§ **Your objective**: Please quote all of the data below word for word, leaving out the pictures.

§ **Data extract**:
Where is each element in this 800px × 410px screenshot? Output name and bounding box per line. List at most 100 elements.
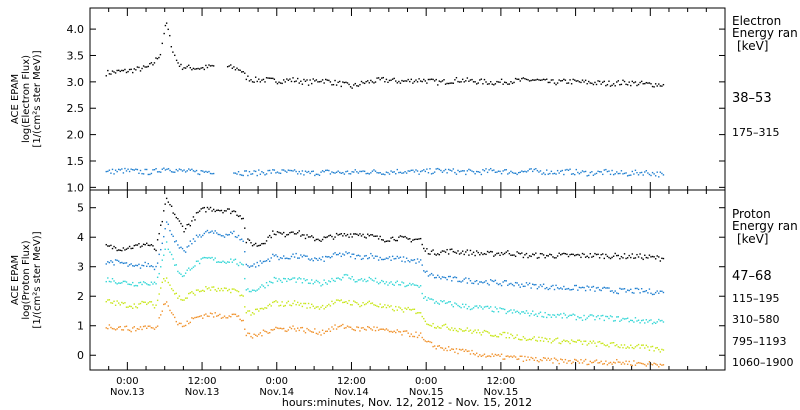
data-point (619, 258, 621, 260)
data-point (208, 287, 210, 289)
data-point (195, 316, 198, 319)
electron-ylabel-line-2: log(Electron Flux) (21, 55, 32, 143)
data-point (606, 344, 609, 346)
data-point (639, 347, 641, 349)
data-point (471, 78, 473, 81)
data-point (256, 245, 258, 247)
data-point (130, 168, 132, 170)
data-point (128, 283, 131, 286)
data-point (630, 344, 632, 346)
data-point (577, 253, 579, 256)
data-point (226, 317, 229, 319)
data-point (286, 302, 288, 304)
data-point (247, 310, 249, 312)
data-point (309, 172, 311, 175)
data-point (605, 287, 607, 289)
x-tick-date: Nov.14 (259, 387, 294, 398)
data-point (396, 280, 399, 282)
data-point (418, 286, 420, 288)
data-point (119, 262, 121, 264)
data-point (192, 266, 195, 268)
data-point (223, 236, 226, 238)
data-point (279, 279, 282, 282)
data-point (183, 67, 185, 69)
data-point (382, 258, 384, 261)
data-point (292, 253, 294, 255)
data-point (653, 321, 655, 324)
data-point (497, 283, 500, 286)
data-point (561, 359, 563, 361)
data-point (377, 238, 380, 240)
data-point (209, 231, 212, 233)
data-point (597, 362, 599, 364)
data-point (108, 169, 111, 171)
data-point (628, 81, 630, 83)
data-point (597, 253, 599, 256)
data-point (314, 281, 316, 283)
data-point (340, 279, 342, 281)
data-point (149, 284, 151, 286)
data-point (602, 363, 604, 365)
data-point (273, 255, 276, 257)
data-point (662, 174, 665, 176)
data-point (402, 282, 405, 284)
data-point (284, 304, 286, 307)
data-point (281, 281, 283, 284)
data-point (111, 277, 114, 280)
data-point (158, 293, 160, 295)
data-point (659, 85, 662, 87)
data-point (160, 171, 162, 173)
data-point (167, 281, 170, 284)
data-point (636, 253, 638, 256)
data-point (650, 292, 652, 294)
data-point (370, 302, 372, 305)
data-point (541, 253, 543, 255)
data-point (600, 289, 602, 292)
data-point (113, 280, 115, 282)
data-point (359, 83, 361, 86)
data-point (132, 307, 134, 309)
data-point (630, 364, 632, 366)
electron-y-label: ACE EPAM log(Electron Flux) [1/(cm²s ste… (10, 50, 43, 147)
data-point (639, 322, 641, 324)
data-point (622, 288, 624, 290)
data-point (564, 169, 567, 171)
data-point (169, 251, 171, 253)
data-point (650, 363, 652, 365)
data-point (209, 289, 212, 291)
data-point (177, 244, 179, 246)
data-point (114, 282, 117, 284)
data-point (270, 281, 272, 284)
data-point (332, 328, 335, 330)
data-point (628, 320, 630, 323)
data-point (315, 238, 318, 241)
y-tick-label: 3 (77, 261, 84, 274)
data-point (200, 170, 202, 172)
data-point (594, 252, 596, 255)
data-point (449, 248, 451, 251)
data-point (247, 174, 249, 177)
data-point (184, 67, 187, 69)
data-point (415, 238, 417, 240)
data-point (279, 82, 282, 84)
data-point (597, 80, 599, 82)
data-point (293, 300, 296, 302)
data-point (289, 304, 291, 306)
data-point (552, 256, 554, 258)
data-point (254, 242, 257, 245)
data-point (186, 65, 188, 68)
data-point (128, 68, 131, 71)
data-point (472, 171, 475, 173)
data-point (155, 304, 157, 306)
data-point (138, 242, 140, 245)
data-point (575, 341, 577, 343)
data-point (181, 299, 184, 301)
data-point (287, 257, 290, 260)
data-point (108, 261, 111, 264)
data-point (377, 172, 380, 174)
data-point (228, 208, 230, 210)
data-point (262, 329, 265, 331)
data-point (407, 306, 409, 309)
data-point (413, 238, 416, 241)
data-point (609, 342, 612, 344)
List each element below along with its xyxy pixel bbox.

§ **Written reply**:
Where is each element in this 800px × 410px screenshot? Output name and bounding box per line. List at most 100 elements.
data-point (619, 258, 621, 260)
data-point (208, 287, 210, 289)
data-point (195, 316, 198, 319)
electron-ylabel-line-2: log(Electron Flux) (21, 55, 32, 143)
data-point (606, 344, 609, 346)
data-point (639, 347, 641, 349)
data-point (471, 78, 473, 81)
data-point (256, 245, 258, 247)
data-point (130, 168, 132, 170)
data-point (128, 283, 131, 286)
data-point (630, 344, 632, 346)
data-point (577, 253, 579, 256)
data-point (226, 317, 229, 319)
data-point (286, 302, 288, 304)
data-point (247, 310, 249, 312)
data-point (309, 172, 311, 175)
data-point (605, 287, 607, 289)
x-tick-date: Nov.14 (259, 387, 294, 398)
data-point (396, 280, 399, 282)
data-point (418, 286, 420, 288)
data-point (119, 262, 121, 264)
data-point (192, 266, 195, 268)
data-point (223, 236, 226, 238)
data-point (279, 279, 282, 282)
data-point (183, 67, 185, 69)
data-point (382, 258, 384, 261)
data-point (292, 253, 294, 255)
data-point (653, 321, 655, 324)
data-point (497, 283, 500, 286)
data-point (561, 359, 563, 361)
data-point (377, 238, 380, 240)
data-point (209, 231, 212, 233)
data-point (597, 362, 599, 364)
data-point (108, 169, 111, 171)
data-point (628, 81, 630, 83)
data-point (597, 253, 599, 256)
data-point (314, 281, 316, 283)
data-point (340, 279, 342, 281)
data-point (149, 284, 151, 286)
data-point (602, 363, 604, 365)
data-point (273, 255, 276, 257)
data-point (662, 174, 665, 176)
data-point (402, 282, 405, 284)
data-point (284, 304, 286, 307)
data-point (281, 281, 283, 284)
data-point (111, 277, 114, 280)
data-point (158, 293, 160, 295)
data-point (659, 85, 662, 87)
data-point (160, 171, 162, 173)
data-point (167, 281, 170, 284)
data-point (636, 253, 638, 256)
data-point (650, 292, 652, 294)
data-point (370, 302, 372, 305)
data-point (541, 253, 543, 255)
data-point (600, 289, 602, 292)
data-point (113, 280, 115, 282)
data-point (359, 83, 361, 86)
data-point (132, 307, 134, 309)
data-point (630, 364, 632, 366)
electron-y-label: ACE EPAM log(Electron Flux) [1/(cm²s ste… (10, 50, 43, 147)
data-point (639, 322, 641, 324)
data-point (622, 288, 624, 290)
data-point (564, 169, 567, 171)
data-point (169, 251, 171, 253)
data-point (650, 363, 652, 365)
data-point (209, 289, 212, 291)
data-point (177, 244, 179, 246)
data-point (114, 282, 117, 284)
data-point (270, 281, 272, 284)
data-point (332, 328, 335, 330)
data-point (628, 320, 630, 323)
data-point (315, 238, 318, 241)
y-tick-label: 3 (77, 261, 84, 274)
data-point (200, 170, 202, 172)
data-point (594, 252, 596, 255)
data-point (449, 248, 451, 251)
data-point (247, 174, 249, 177)
data-point (184, 67, 187, 69)
data-point (415, 238, 417, 240)
data-point (279, 82, 282, 84)
data-point (597, 80, 599, 82)
data-point (293, 300, 296, 302)
data-point (289, 304, 291, 306)
data-point (552, 256, 554, 258)
data-point (254, 242, 257, 245)
data-point (186, 65, 188, 68)
data-point (128, 68, 131, 71)
data-point (472, 171, 475, 173)
data-point (155, 304, 157, 306)
data-point (138, 242, 140, 245)
data-point (575, 341, 577, 343)
data-point (181, 299, 184, 301)
data-point (287, 257, 290, 260)
data-point (108, 261, 111, 264)
data-point (377, 172, 380, 174)
data-point (228, 208, 230, 210)
data-point (262, 329, 265, 331)
data-point (407, 306, 409, 309)
data-point (413, 238, 416, 241)
data-point (609, 342, 612, 344)
List each element below along with its xyxy pixel bbox.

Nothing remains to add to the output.